══ Dataset content ══

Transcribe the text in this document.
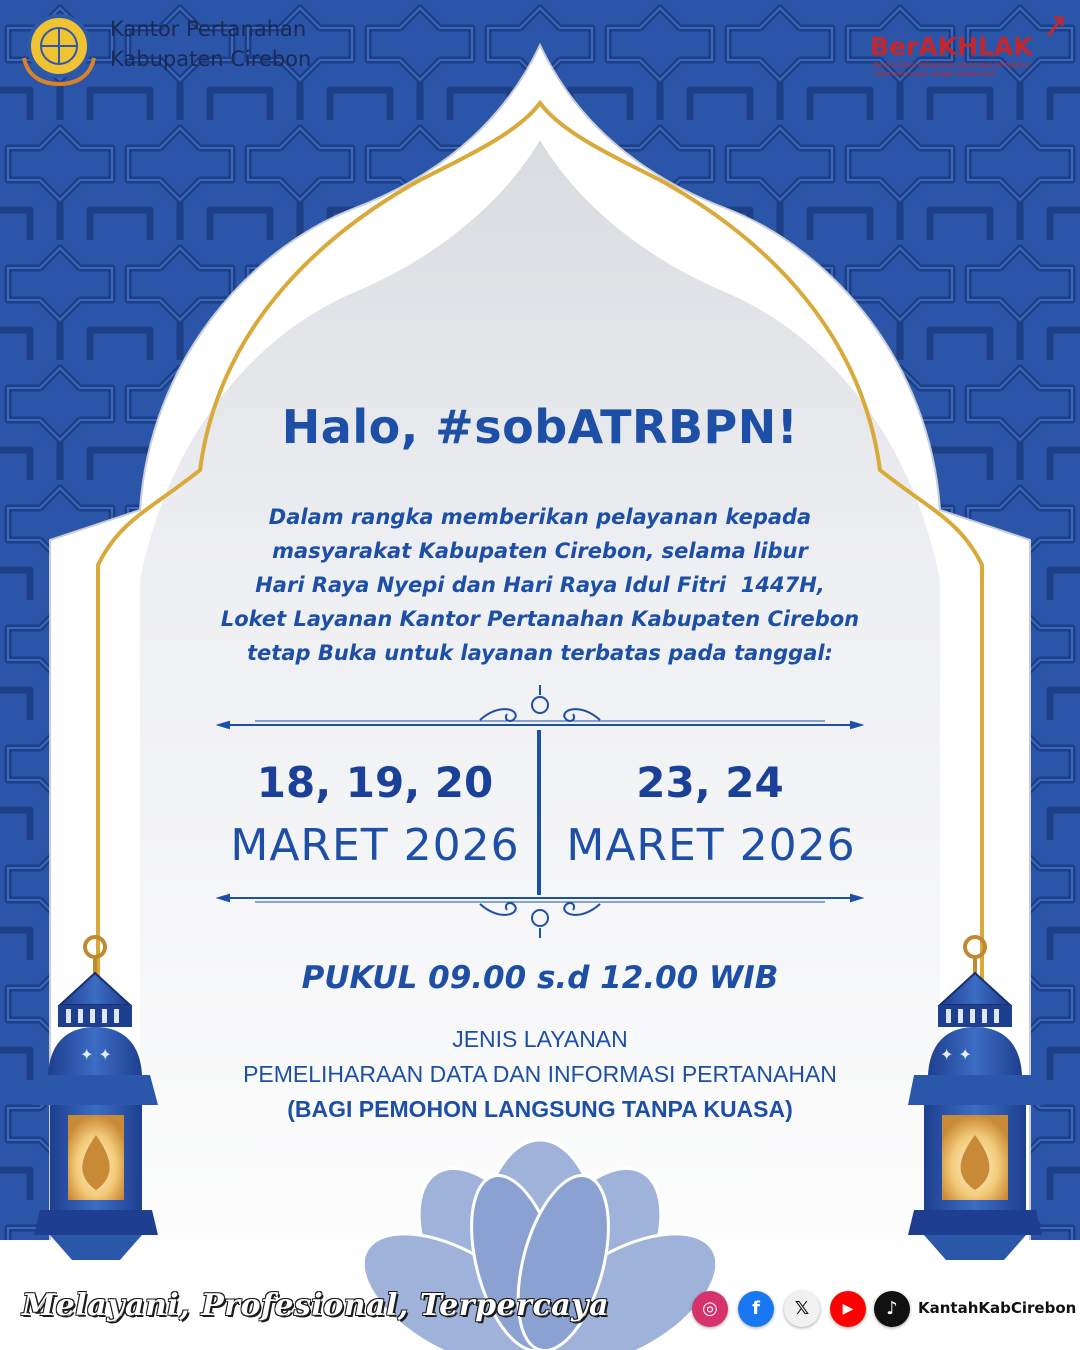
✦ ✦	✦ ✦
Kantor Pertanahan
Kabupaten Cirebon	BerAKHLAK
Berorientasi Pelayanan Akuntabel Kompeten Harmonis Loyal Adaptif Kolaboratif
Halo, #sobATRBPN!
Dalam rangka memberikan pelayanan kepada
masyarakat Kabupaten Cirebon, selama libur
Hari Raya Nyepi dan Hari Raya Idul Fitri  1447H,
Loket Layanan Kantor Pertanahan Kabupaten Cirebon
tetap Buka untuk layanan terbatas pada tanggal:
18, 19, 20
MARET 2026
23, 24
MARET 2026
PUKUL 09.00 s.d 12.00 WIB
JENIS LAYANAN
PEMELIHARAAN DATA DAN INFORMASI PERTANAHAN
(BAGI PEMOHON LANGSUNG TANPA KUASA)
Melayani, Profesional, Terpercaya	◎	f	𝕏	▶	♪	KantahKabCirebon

═══
══ Dataset content ══

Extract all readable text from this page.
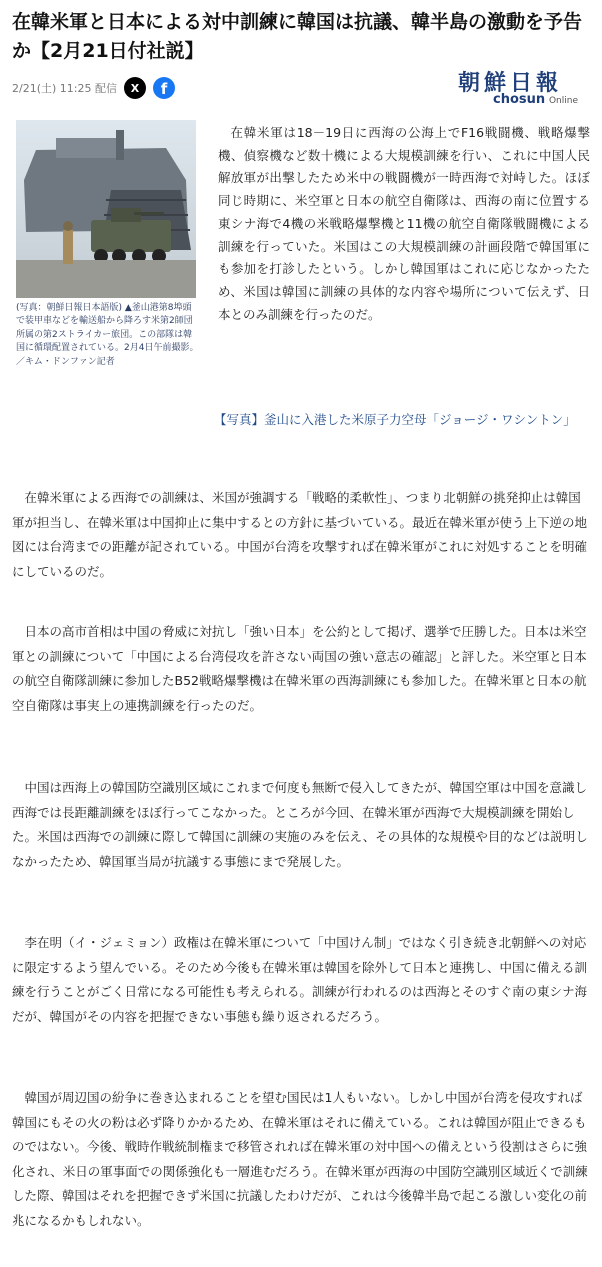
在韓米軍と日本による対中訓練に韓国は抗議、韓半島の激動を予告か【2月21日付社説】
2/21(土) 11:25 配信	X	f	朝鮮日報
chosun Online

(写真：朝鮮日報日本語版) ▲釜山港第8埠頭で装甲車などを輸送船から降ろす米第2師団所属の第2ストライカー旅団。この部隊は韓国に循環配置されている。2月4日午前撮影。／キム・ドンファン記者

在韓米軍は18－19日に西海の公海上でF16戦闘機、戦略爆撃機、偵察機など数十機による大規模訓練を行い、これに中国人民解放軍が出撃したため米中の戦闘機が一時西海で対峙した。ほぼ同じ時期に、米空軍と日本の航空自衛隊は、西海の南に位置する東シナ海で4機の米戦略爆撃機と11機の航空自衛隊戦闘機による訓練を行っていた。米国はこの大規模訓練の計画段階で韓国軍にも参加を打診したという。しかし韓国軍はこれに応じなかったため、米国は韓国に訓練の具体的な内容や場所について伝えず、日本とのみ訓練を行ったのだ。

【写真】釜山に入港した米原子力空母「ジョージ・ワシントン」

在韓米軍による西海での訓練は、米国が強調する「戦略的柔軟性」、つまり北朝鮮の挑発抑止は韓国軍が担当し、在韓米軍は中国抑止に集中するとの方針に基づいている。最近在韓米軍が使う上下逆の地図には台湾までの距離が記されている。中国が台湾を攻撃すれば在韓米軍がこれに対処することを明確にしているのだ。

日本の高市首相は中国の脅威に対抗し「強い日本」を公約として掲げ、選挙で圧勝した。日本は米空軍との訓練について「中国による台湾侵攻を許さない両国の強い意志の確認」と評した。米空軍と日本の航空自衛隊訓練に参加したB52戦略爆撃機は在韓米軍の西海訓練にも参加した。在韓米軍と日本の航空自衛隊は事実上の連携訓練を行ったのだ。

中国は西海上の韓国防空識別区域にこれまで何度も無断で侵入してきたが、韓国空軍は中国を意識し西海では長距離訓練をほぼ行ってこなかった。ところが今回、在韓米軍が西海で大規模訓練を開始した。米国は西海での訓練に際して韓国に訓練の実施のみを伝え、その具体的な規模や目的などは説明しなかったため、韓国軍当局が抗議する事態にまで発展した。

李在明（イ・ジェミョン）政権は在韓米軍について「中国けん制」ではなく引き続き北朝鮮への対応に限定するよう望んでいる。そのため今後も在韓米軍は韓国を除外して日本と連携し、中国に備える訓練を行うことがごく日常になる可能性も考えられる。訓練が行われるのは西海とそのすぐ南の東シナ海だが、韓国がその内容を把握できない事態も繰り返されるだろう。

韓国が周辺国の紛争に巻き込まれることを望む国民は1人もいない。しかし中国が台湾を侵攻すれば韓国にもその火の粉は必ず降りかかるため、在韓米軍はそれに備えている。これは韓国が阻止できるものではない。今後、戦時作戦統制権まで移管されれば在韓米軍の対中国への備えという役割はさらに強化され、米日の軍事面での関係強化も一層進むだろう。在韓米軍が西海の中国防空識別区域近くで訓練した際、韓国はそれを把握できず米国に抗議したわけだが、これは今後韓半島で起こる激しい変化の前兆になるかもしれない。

═══

## Goal
Show all lines in the entries above where the string "Kantor" appears.

## Result of the task
Kantor Pertanahan
Loket Layanan Kantor Pertanahan Kabupaten Cirebon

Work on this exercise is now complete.